● DIRECTIONS FOR THIS TASK: Across the entries below, how many lines contain the string "عملیات"? Give only the count.

----- DATA SUPPLIED -----

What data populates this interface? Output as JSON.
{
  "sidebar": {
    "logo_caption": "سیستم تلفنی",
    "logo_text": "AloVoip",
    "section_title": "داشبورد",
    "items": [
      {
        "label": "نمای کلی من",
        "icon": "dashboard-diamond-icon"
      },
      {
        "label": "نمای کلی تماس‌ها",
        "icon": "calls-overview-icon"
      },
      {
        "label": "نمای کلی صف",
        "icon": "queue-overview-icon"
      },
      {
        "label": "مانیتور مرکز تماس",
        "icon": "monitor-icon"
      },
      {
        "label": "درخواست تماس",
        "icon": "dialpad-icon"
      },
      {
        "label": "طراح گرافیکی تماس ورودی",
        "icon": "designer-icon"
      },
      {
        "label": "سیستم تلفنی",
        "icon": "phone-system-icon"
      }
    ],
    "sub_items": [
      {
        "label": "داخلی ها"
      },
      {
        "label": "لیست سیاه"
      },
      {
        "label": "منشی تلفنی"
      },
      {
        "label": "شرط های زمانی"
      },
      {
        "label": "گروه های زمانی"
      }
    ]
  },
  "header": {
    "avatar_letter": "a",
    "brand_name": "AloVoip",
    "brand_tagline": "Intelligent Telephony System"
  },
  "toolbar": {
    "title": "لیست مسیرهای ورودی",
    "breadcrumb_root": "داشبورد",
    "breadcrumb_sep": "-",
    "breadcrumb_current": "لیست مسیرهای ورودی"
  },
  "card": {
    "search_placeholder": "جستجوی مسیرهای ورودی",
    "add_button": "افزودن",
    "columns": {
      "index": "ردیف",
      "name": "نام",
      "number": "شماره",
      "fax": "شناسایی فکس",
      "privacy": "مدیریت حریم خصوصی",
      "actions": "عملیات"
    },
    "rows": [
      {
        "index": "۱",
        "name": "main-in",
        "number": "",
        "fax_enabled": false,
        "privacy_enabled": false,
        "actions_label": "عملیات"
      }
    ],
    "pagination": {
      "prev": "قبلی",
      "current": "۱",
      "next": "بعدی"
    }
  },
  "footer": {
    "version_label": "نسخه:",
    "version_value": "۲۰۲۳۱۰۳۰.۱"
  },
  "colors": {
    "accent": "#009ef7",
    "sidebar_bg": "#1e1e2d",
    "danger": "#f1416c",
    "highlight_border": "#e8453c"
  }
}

-----

● REPLY TO THE TASK: 2